(Entries with figure data)

________

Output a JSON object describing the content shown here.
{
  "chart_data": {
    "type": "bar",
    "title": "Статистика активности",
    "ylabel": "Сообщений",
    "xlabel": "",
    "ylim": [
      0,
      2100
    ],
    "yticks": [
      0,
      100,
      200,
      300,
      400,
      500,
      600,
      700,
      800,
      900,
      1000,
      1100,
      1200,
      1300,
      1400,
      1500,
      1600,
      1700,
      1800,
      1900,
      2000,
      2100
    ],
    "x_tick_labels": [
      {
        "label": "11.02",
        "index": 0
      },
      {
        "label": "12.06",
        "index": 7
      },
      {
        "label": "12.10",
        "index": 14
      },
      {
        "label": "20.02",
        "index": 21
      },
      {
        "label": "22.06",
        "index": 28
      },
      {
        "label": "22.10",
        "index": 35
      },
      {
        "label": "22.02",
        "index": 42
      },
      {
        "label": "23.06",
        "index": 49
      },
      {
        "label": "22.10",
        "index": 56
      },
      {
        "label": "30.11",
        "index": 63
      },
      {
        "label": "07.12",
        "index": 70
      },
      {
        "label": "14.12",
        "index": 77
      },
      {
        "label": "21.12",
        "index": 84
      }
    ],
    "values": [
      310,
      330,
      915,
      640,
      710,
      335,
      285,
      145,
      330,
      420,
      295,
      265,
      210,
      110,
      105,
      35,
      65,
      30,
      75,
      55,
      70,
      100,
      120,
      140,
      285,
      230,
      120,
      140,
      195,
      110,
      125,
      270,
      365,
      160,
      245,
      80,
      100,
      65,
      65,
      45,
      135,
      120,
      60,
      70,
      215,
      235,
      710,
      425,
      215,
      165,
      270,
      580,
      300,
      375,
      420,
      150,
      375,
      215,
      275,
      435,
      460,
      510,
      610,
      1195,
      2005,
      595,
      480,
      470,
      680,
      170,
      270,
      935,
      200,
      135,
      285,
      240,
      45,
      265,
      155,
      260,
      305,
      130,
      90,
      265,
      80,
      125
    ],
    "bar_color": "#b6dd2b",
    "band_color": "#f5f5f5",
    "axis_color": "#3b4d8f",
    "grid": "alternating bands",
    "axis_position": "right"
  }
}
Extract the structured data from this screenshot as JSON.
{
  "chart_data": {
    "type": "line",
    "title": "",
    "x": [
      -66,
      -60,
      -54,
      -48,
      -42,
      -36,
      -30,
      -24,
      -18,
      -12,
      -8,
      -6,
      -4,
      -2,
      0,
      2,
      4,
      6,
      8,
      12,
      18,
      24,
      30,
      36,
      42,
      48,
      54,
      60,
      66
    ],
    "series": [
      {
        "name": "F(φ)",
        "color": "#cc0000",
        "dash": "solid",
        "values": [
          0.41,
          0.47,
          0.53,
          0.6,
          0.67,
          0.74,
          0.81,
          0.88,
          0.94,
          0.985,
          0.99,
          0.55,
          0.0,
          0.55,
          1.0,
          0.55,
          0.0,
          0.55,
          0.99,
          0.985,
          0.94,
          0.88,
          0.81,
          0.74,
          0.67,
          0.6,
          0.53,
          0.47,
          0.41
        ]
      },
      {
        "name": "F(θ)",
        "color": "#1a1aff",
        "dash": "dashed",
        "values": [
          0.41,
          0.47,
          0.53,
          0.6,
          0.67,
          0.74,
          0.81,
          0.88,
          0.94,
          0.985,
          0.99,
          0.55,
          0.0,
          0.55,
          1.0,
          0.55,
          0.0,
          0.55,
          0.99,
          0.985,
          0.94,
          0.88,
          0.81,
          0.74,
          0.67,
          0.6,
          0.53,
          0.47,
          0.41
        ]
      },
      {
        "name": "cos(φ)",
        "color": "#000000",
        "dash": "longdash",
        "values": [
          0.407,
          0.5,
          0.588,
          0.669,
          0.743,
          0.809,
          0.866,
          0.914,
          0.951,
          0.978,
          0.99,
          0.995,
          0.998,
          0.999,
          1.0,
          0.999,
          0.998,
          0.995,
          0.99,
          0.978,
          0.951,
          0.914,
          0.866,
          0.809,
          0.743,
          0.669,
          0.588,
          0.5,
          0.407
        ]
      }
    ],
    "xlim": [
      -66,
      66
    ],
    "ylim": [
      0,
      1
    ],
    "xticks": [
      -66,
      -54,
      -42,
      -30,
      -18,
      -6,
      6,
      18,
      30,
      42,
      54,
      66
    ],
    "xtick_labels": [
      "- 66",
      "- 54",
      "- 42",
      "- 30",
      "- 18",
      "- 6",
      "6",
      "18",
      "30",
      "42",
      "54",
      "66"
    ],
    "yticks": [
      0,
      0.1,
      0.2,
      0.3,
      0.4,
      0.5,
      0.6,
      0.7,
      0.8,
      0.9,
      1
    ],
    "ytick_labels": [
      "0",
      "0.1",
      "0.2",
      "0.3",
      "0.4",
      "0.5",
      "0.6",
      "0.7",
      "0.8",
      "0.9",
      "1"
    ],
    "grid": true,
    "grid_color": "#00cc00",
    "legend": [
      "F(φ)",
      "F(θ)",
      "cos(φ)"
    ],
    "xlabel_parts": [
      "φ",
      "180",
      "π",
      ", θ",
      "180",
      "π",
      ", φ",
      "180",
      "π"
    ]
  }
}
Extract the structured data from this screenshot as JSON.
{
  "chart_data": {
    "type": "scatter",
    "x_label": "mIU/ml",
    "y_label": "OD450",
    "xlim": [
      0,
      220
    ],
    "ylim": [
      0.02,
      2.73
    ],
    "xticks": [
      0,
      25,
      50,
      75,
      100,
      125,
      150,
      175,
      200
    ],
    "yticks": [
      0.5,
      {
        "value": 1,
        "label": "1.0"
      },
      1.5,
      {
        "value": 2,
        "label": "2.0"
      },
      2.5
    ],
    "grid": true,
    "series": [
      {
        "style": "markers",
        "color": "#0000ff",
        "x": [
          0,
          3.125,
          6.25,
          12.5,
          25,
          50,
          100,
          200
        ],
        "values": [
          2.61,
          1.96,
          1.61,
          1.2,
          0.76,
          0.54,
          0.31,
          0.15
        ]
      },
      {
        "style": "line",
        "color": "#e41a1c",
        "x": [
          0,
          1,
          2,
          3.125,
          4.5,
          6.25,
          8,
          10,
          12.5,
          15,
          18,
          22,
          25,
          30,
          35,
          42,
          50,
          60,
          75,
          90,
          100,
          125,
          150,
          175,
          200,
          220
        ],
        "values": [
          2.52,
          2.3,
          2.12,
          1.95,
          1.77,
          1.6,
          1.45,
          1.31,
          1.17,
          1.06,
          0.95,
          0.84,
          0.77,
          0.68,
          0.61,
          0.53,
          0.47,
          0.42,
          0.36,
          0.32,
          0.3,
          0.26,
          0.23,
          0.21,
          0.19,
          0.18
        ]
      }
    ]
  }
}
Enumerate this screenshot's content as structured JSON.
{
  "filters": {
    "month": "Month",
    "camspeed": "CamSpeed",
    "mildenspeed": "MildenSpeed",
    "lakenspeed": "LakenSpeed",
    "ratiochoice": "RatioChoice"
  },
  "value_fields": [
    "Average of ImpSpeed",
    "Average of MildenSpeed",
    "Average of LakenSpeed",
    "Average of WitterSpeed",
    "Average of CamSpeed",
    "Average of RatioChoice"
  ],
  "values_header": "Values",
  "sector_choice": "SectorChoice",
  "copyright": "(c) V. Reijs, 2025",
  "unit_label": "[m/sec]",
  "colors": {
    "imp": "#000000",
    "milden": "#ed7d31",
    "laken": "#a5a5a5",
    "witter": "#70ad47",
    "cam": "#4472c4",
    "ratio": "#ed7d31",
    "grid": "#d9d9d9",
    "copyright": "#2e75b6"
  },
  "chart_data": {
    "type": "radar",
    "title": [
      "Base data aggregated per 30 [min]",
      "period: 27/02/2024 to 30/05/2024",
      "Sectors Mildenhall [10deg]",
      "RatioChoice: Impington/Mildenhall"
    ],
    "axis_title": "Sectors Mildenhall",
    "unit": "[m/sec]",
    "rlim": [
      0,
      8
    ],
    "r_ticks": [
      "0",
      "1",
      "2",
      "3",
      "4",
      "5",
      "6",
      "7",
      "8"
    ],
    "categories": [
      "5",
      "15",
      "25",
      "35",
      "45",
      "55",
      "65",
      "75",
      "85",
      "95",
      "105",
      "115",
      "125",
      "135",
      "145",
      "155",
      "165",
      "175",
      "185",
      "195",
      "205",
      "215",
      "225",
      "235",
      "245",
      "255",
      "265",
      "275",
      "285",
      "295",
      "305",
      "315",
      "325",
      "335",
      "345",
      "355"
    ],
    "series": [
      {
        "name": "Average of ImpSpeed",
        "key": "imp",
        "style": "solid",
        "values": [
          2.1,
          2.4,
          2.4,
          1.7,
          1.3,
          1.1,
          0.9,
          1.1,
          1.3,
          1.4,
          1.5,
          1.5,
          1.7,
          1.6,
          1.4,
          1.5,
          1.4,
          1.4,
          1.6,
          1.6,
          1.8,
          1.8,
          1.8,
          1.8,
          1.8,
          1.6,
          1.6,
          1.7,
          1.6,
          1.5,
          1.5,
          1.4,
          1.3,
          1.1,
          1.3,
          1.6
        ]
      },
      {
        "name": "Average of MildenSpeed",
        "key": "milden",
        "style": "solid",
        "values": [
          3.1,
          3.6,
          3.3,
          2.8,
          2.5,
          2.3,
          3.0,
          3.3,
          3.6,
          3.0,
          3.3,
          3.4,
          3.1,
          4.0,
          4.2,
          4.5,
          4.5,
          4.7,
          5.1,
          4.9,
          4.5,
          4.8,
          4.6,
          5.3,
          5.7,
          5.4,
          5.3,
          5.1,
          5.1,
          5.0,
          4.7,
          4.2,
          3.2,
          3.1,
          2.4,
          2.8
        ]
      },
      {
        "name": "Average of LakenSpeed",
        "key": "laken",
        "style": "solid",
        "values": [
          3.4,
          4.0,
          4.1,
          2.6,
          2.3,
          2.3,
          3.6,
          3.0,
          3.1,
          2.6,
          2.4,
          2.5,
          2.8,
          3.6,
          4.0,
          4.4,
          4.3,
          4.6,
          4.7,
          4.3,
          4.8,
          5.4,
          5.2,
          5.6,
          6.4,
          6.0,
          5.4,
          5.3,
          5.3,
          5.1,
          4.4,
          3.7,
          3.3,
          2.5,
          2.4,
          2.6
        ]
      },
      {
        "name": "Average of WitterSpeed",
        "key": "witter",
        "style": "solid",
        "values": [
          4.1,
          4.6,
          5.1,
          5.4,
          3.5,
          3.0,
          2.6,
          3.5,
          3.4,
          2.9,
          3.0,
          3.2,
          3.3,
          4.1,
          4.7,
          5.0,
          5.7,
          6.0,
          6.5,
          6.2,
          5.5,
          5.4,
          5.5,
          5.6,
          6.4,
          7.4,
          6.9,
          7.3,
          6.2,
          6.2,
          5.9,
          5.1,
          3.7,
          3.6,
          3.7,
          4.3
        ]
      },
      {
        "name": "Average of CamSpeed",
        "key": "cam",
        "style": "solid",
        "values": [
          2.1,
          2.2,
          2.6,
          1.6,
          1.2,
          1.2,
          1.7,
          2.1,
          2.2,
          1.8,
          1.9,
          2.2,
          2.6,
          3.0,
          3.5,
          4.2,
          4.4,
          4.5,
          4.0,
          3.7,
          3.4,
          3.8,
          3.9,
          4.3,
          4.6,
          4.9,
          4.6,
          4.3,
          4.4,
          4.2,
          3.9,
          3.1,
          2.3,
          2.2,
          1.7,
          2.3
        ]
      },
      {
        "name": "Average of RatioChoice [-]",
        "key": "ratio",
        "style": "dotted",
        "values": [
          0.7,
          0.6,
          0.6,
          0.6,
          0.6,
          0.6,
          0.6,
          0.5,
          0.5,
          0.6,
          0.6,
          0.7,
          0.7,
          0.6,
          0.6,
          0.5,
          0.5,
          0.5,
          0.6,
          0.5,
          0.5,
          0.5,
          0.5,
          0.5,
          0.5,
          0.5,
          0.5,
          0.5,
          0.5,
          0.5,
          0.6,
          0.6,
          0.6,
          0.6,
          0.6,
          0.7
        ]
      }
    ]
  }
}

________

## PROBLEM REQUIREMENTS
Copy each line above that contains the string "RatioChoice".

## WRITTEN SOLUTION
    "ratiochoice": "RatioChoice"
    "Average of RatioChoice"
      "RatioChoice: Impington/Mildenhall"
        "name": "Average of RatioChoice [-]",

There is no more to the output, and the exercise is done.